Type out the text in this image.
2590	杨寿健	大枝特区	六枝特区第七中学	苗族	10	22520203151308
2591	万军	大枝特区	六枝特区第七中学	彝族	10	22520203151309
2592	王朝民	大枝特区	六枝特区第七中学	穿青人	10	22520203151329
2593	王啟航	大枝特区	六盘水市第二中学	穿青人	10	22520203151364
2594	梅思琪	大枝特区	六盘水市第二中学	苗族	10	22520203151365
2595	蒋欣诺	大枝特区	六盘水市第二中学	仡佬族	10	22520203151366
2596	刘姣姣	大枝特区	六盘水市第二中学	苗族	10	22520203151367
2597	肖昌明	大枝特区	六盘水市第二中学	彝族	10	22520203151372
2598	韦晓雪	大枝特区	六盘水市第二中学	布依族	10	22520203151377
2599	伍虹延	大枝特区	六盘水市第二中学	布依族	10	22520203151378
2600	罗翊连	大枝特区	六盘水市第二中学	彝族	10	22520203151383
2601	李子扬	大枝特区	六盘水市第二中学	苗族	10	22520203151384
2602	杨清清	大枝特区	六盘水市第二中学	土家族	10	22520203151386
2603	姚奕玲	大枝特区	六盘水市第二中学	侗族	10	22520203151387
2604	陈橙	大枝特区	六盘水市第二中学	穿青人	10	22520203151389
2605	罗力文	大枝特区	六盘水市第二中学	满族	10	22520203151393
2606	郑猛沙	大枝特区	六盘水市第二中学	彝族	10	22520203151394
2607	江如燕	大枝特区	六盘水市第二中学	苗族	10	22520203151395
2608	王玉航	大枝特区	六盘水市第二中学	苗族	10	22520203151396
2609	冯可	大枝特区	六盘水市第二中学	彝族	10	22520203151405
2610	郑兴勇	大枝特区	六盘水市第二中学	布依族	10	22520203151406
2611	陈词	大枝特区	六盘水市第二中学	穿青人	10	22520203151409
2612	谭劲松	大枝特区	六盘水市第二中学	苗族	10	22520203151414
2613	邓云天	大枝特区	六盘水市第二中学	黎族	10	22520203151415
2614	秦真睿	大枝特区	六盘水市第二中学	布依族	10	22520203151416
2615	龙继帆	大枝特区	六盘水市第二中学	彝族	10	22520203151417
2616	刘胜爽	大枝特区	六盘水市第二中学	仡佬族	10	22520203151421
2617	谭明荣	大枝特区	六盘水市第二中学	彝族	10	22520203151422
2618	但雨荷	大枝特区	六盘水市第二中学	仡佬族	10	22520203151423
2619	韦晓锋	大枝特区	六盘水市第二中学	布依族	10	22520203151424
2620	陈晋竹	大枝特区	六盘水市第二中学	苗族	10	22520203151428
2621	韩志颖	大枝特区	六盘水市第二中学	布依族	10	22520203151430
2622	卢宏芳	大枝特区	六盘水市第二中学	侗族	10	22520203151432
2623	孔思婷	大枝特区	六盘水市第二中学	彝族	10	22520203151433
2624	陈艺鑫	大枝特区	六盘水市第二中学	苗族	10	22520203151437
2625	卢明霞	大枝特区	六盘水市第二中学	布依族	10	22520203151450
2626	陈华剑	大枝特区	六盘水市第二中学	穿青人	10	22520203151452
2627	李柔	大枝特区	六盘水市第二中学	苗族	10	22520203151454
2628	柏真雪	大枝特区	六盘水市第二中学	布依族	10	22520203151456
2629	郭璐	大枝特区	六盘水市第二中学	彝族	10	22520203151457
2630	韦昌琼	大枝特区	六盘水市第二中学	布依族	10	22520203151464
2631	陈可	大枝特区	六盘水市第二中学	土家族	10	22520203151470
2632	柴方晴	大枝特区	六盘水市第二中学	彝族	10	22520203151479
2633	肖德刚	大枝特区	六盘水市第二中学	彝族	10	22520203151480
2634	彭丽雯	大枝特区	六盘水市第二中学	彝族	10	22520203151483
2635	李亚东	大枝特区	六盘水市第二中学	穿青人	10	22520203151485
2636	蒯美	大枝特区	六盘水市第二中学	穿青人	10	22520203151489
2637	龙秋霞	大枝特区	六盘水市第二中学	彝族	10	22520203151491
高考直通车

..........

▸ **Task prompt**
Give only the number of lines in the entries that contain "六枝特区第七中学".

▸ **Worked solution**
3